_ACTIVITY_: Even where a record seems odd, copy it exactly as it appears below.
——————————
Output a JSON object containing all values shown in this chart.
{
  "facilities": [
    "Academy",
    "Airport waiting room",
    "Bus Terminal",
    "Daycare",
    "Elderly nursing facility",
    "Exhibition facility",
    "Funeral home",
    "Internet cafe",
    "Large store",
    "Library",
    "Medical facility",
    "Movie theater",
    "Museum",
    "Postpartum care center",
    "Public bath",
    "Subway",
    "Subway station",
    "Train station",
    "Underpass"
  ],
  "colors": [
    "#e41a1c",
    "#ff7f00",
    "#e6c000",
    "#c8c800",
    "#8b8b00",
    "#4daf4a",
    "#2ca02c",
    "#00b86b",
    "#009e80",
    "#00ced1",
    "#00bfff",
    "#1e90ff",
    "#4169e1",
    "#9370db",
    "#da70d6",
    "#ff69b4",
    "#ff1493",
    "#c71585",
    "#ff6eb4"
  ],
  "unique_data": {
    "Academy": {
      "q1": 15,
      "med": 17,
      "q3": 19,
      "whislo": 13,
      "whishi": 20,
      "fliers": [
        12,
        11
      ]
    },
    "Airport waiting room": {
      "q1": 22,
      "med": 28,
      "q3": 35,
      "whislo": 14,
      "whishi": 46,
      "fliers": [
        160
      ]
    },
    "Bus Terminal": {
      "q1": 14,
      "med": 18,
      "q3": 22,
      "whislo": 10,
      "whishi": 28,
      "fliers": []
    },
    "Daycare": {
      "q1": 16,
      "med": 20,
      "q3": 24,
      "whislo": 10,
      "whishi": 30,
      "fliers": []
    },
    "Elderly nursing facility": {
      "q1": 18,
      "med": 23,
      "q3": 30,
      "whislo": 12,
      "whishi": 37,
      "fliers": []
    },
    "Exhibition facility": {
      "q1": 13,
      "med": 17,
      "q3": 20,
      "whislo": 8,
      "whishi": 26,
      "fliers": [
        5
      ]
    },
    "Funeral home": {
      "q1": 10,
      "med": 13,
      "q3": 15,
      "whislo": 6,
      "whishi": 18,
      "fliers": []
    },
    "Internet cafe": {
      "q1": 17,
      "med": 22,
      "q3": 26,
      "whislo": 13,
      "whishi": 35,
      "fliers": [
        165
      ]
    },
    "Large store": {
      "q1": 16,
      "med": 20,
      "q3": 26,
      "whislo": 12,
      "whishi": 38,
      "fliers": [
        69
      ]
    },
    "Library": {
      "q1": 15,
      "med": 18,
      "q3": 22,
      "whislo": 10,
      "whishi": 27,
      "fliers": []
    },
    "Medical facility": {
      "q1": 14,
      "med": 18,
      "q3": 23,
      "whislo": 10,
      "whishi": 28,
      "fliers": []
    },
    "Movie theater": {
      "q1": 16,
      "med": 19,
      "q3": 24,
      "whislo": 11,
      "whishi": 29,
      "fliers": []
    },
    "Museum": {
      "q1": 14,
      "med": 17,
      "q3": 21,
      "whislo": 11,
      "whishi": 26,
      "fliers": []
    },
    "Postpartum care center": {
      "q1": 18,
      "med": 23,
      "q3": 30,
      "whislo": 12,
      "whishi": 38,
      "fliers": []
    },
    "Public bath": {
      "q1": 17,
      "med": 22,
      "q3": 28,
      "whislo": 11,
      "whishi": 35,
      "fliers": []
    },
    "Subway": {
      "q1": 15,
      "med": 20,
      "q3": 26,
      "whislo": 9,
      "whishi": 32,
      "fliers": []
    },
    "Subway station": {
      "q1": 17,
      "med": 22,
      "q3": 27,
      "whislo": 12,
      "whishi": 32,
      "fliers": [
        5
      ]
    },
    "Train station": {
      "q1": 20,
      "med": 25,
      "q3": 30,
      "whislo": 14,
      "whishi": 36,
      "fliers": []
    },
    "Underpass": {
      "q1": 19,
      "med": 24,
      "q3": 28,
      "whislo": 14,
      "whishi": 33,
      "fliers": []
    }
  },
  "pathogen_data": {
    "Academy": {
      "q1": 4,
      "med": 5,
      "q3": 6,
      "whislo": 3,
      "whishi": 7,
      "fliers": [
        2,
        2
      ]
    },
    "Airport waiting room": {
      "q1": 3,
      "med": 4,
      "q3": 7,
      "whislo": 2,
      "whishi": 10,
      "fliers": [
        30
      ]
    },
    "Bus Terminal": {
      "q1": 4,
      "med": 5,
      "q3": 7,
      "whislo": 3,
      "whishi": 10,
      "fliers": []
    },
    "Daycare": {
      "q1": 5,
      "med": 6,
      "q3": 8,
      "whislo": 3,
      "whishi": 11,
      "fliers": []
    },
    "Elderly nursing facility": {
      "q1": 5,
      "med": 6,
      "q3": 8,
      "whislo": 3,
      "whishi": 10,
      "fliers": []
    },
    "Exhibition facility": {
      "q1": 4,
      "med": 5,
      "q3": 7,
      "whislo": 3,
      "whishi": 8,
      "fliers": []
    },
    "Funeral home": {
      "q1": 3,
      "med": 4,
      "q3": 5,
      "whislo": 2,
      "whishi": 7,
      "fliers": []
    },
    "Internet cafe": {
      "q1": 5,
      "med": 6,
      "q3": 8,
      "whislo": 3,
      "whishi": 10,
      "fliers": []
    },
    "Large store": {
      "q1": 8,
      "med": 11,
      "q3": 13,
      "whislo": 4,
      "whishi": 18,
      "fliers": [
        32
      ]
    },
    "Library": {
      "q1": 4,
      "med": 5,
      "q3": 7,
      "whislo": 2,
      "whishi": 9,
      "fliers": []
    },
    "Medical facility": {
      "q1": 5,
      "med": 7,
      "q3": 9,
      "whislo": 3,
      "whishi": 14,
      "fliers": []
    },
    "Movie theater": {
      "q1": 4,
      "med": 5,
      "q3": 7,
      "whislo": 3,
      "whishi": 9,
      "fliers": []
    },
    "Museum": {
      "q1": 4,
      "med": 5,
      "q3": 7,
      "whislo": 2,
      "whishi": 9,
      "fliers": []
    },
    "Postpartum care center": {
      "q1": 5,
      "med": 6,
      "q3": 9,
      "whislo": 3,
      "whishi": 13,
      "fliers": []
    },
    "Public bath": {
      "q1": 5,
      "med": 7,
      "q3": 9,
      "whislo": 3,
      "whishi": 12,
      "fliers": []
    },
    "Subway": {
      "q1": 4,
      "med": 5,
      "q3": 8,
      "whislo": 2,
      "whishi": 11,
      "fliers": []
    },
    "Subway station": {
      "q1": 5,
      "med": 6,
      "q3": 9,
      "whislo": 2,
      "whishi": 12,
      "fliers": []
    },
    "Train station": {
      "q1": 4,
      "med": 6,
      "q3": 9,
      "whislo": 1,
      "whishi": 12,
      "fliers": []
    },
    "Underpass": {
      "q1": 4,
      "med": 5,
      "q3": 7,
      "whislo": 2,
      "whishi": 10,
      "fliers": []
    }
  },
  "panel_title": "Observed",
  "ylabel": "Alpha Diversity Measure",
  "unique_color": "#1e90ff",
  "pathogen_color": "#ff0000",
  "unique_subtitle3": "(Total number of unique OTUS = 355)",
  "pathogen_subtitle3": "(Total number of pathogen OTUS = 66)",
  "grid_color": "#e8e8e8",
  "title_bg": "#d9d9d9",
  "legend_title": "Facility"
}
——————————
_WRITTEN REPLY_:
Output a JSON object containing all values shown in this chart.
{
  "facilities": [
    "Academy",
    "Airport waiting room",
    "Bus Terminal",
    "Daycare",
    "Elderly nursing facility",
    "Exhibition facility",
    "Funeral home",
    "Internet cafe",
    "Large store",
    "Library",
    "Medical facility",
    "Movie theater",
    "Museum",
    "Postpartum care center",
    "Public bath",
    "Subway",
    "Subway station",
    "Train station",
    "Underpass"
  ],
  "colors": [
    "#e41a1c",
    "#ff7f00",
    "#e6c000",
    "#c8c800",
    "#8b8b00",
    "#4daf4a",
    "#2ca02c",
    "#00b86b",
    "#009e80",
    "#00ced1",
    "#00bfff",
    "#1e90ff",
    "#4169e1",
    "#9370db",
    "#da70d6",
    "#ff69b4",
    "#ff1493",
    "#c71585",
    "#ff6eb4"
  ],
  "unique_data": {
    "Academy": {
      "q1": 15,
      "med": 17,
      "q3": 19,
      "whislo": 13,
      "whishi": 20,
      "fliers": [
        12,
        11
      ]
    },
    "Airport waiting room": {
      "q1": 22,
      "med": 28,
      "q3": 35,
      "whislo": 14,
      "whishi": 46,
      "fliers": [
        160
      ]
    },
    "Bus Terminal": {
      "q1": 14,
      "med": 18,
      "q3": 22,
      "whislo": 10,
      "whishi": 28,
      "fliers": []
    },
    "Daycare": {
      "q1": 16,
      "med": 20,
      "q3": 24,
      "whislo": 10,
      "whishi": 30,
      "fliers": []
    },
    "Elderly nursing facility": {
      "q1": 18,
      "med": 23,
      "q3": 30,
      "whislo": 12,
      "whishi": 37,
      "fliers": []
    },
    "Exhibition facility": {
      "q1": 13,
      "med": 17,
      "q3": 20,
      "whislo": 8,
      "whishi": 26,
      "fliers": [
        5
      ]
    },
    "Funeral home": {
      "q1": 10,
      "med": 13,
      "q3": 15,
      "whislo": 6,
      "whishi": 18,
      "fliers": []
    },
    "Internet cafe": {
      "q1": 17,
      "med": 22,
      "q3": 26,
      "whislo": 13,
      "whishi": 35,
      "fliers": [
        165
      ]
    },
    "Large store": {
      "q1": 16,
      "med": 20,
      "q3": 26,
      "whislo": 12,
      "whishi": 38,
      "fliers": [
        69
      ]
    },
    "Library": {
      "q1": 15,
      "med": 18,
      "q3": 22,
      "whislo": 10,
      "whishi": 27,
      "fliers": []
    },
    "Medical facility": {
      "q1": 14,
      "med": 18,
      "q3": 23,
      "whislo": 10,
      "whishi": 28,
      "fliers": []
    },
    "Movie theater": {
      "q1": 16,
      "med": 19,
      "q3": 24,
      "whislo": 11,
      "whishi": 29,
      "fliers": []
    },
    "Museum": {
      "q1": 14,
      "med": 17,
      "q3": 21,
      "whislo": 11,
      "whishi": 26,
      "fliers": []
    },
    "Postpartum care center": {
      "q1": 18,
      "med": 23,
      "q3": 30,
      "whislo": 12,
      "whishi": 38,
      "fliers": []
    },
    "Public bath": {
      "q1": 17,
      "med": 22,
      "q3": 28,
      "whislo": 11,
      "whishi": 35,
      "fliers": []
    },
    "Subway": {
      "q1": 15,
      "med": 20,
      "q3": 26,
      "whislo": 9,
      "whishi": 32,
      "fliers": []
    },
    "Subway station": {
      "q1": 17,
      "med": 22,
      "q3": 27,
      "whislo": 12,
      "whishi": 32,
      "fliers": [
        5
      ]
    },
    "Train station": {
      "q1": 20,
      "med": 25,
      "q3": 30,
      "whislo": 14,
      "whishi": 36,
      "fliers": []
    },
    "Underpass": {
      "q1": 19,
      "med": 24,
      "q3": 28,
      "whislo": 14,
      "whishi": 33,
      "fliers": []
    }
  },
  "pathogen_data": {
    "Academy": {
      "q1": 4,
      "med": 5,
      "q3": 6,
      "whislo": 3,
      "whishi": 7,
      "fliers": [
        2,
        2
      ]
    },
    "Airport waiting room": {
      "q1": 3,
      "med": 4,
      "q3": 7,
      "whislo": 2,
      "whishi": 10,
      "fliers": [
        30
      ]
    },
    "Bus Terminal": {
      "q1": 4,
      "med": 5,
      "q3": 7,
      "whislo": 3,
      "whishi": 10,
      "fliers": []
    },
    "Daycare": {
      "q1": 5,
      "med": 6,
      "q3": 8,
      "whislo": 3,
      "whishi": 11,
      "fliers": []
    },
    "Elderly nursing facility": {
      "q1": 5,
      "med": 6,
      "q3": 8,
      "whislo": 3,
      "whishi": 10,
      "fliers": []
    },
    "Exhibition facility": {
      "q1": 4,
      "med": 5,
      "q3": 7,
      "whislo": 3,
      "whishi": 8,
      "fliers": []
    },
    "Funeral home": {
      "q1": 3,
      "med": 4,
      "q3": 5,
      "whislo": 2,
      "whishi": 7,
      "fliers": []
    },
    "Internet cafe": {
      "q1": 5,
      "med": 6,
      "q3": 8,
      "whislo": 3,
      "whishi": 10,
      "fliers": []
    },
    "Large store": {
      "q1": 8,
      "med": 11,
      "q3": 13,
      "whislo": 4,
      "whishi": 18,
      "fliers": [
        32
      ]
    },
    "Library": {
      "q1": 4,
      "med": 5,
      "q3": 7,
      "whislo": 2,
      "whishi": 9,
      "fliers": []
    },
    "Medical facility": {
      "q1": 5,
      "med": 7,
      "q3": 9,
      "whislo": 3,
      "whishi": 14,
      "fliers": []
    },
    "Movie theater": {
      "q1": 4,
      "med": 5,
      "q3": 7,
      "whislo": 3,
      "whishi": 9,
      "fliers": []
    },
    "Museum": {
      "q1": 4,
      "med": 5,
      "q3": 7,
      "whislo": 2,
      "whishi": 9,
      "fliers": []
    },
    "Postpartum care center": {
      "q1": 5,
      "med": 6,
      "q3": 9,
      "whislo": 3,
      "whishi": 13,
      "fliers": []
    },
    "Public bath": {
      "q1": 5,
      "med": 7,
      "q3": 9,
      "whislo": 3,
      "whishi": 12,
      "fliers": []
    },
    "Subway": {
      "q1": 4,
      "med": 5,
      "q3": 8,
      "whislo": 2,
      "whishi": 11,
      "fliers": []
    },
    "Subway station": {
      "q1": 5,
      "med": 6,
      "q3": 9,
      "whislo": 2,
      "whishi": 12,
      "fliers": []
    },
    "Train station": {
      "q1": 4,
      "med": 6,
      "q3": 9,
      "whislo": 1,
      "whishi": 12,
      "fliers": []
    },
    "Underpass": {
      "q1": 4,
      "med": 5,
      "q3": 7,
      "whislo": 2,
      "whishi": 10,
      "fliers": []
    }
  },
  "panel_title": "Observed",
  "ylabel": "Alpha Diversity Measure",
  "unique_color": "#1e90ff",
  "pathogen_color": "#ff0000",
  "unique_subtitle3": "(Total number of unique OTUS = 355)",
  "pathogen_subtitle3": "(Total number of pathogen OTUS = 66)",
  "grid_color": "#e8e8e8",
  "title_bg": "#d9d9d9",
  "legend_title": "Facility"
}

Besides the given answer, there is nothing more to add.